===== ENTRIES SUPPLIED =====

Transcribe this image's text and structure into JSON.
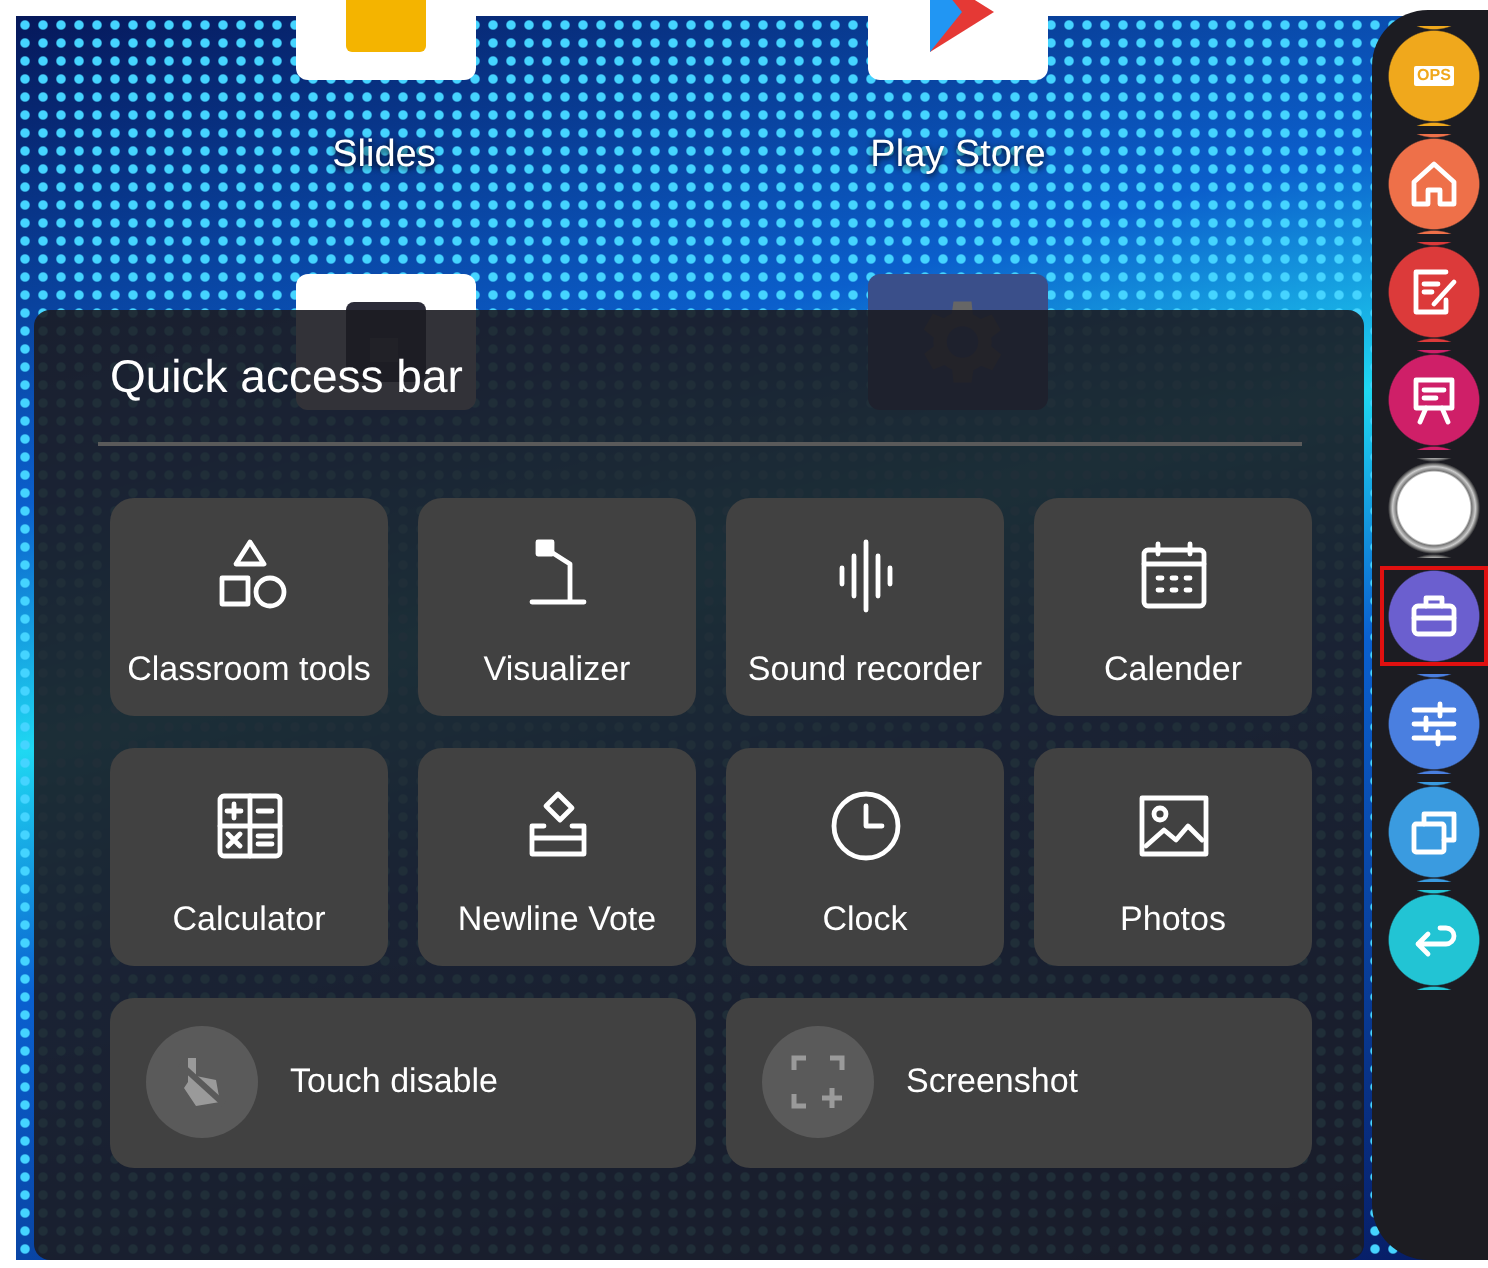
{
  "desktop": {
    "apps": [
      {
        "label": "Slides",
        "kind": "slides"
      },
      {
        "label": "Play Store",
        "kind": "store"
      },
      {
        "kind": "frame"
      },
      {
        "kind": "gear"
      }
    ]
  },
  "quick_access": {
    "title": "Quick access bar",
    "tiles": [
      {
        "label": "Classroom tools",
        "kind": "shapes"
      },
      {
        "label": "Visualizer",
        "kind": "lamp"
      },
      {
        "label": "Sound recorder",
        "kind": "wave"
      },
      {
        "label": "Calender",
        "kind": "calendar"
      },
      {
        "label": "Calculator",
        "kind": "calculator"
      },
      {
        "label": "Newline Vote",
        "kind": "vote"
      },
      {
        "label": "Clock",
        "kind": "clock"
      },
      {
        "label": "Photos",
        "kind": "photo"
      }
    ],
    "toggles": [
      {
        "label": "Touch disable",
        "kind": "touch"
      },
      {
        "label": "Screenshot",
        "kind": "screenshot"
      }
    ]
  },
  "sidebar": {
    "items": [
      {
        "kind": "ops",
        "label": "OPS",
        "color": "#f0a81c",
        "selected": false
      },
      {
        "kind": "home",
        "color": "#ee7049",
        "selected": false
      },
      {
        "kind": "note",
        "color": "#dc3a3a",
        "selected": false
      },
      {
        "kind": "easel",
        "color": "#cf1f68",
        "selected": false
      },
      {
        "kind": "circle",
        "color": "#ffffff",
        "selected": false
      },
      {
        "kind": "toolbox",
        "color": "#6b5fcf",
        "selected": true
      },
      {
        "kind": "sliders",
        "color": "#4a7fe0",
        "selected": false
      },
      {
        "kind": "windows",
        "color": "#3a9be0",
        "selected": false
      },
      {
        "kind": "back",
        "color": "#22c4d4",
        "selected": false
      }
    ]
  }
}
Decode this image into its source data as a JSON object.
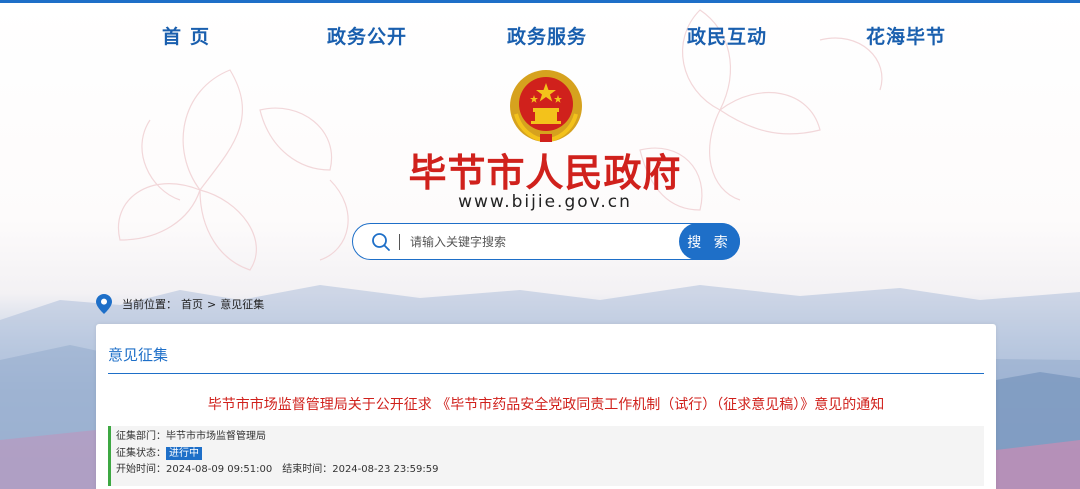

=====

> [OBJECTIVE] Copy all the data exactly as written, but skip any picture.

> [RESULT OF THE TASK]
Transcribe this image's text and structure into JSON.
{
  "desktop": {
    "apps": [
      {
        "label": "Slides",
        "kind": "slides"
      },
      {
        "label": "Play Store",
        "kind": "store"
      },
      {
        "kind": "frame"
      },
      {
        "kind": "gear"
      }
    ]
  },
  "quick_access": {
    "title": "Quick access bar",
    "tiles": [
      {
        "label": "Classroom tools",
        "kind": "shapes"
      },
      {
        "label": "Visualizer",
        "kind": "lamp"
      },
      {
        "label": "Sound recorder",
        "kind": "wave"
      },
      {
        "label": "Calender",
        "kind": "calendar"
      },
      {
        "label": "Calculator",
        "kind": "calculator"
      },
      {
        "label": "Newline Vote",
        "kind": "vote"
      },
      {
        "label": "Clock",
        "kind": "clock"
      },
      {
        "label": "Photos",
        "kind": "photo"
      }
    ],
    "toggles": [
      {
        "label": "Touch disable",
        "kind": "touch"
      },
      {
        "label": "Screenshot",
        "kind": "screenshot"
      }
    ]
  },
  "sidebar": {
    "items": [
      {
        "kind": "ops",
        "label": "OPS",
        "color": "#f0a81c",
        "selected": false
      },
      {
        "kind": "home",
        "color": "#ee7049",
        "selected": false
      },
      {
        "kind": "note",
        "color": "#dc3a3a",
        "selected": false
      },
      {
        "kind": "easel",
        "color": "#cf1f68",
        "selected": false
      },
      {
        "kind": "circle",
        "color": "#ffffff",
        "selected": false
      },
      {
        "kind": "toolbox",
        "color": "#6b5fcf",
        "selected": true
      },
      {
        "kind": "sliders",
        "color": "#4a7fe0",
        "selected": false
      },
      {
        "kind": "windows",
        "color": "#3a9be0",
        "selected": false
      },
      {
        "kind": "back",
        "color": "#22c4d4",
        "selected": false
      }
    ]
  }
}
Decode this image into its source data as a JSON object.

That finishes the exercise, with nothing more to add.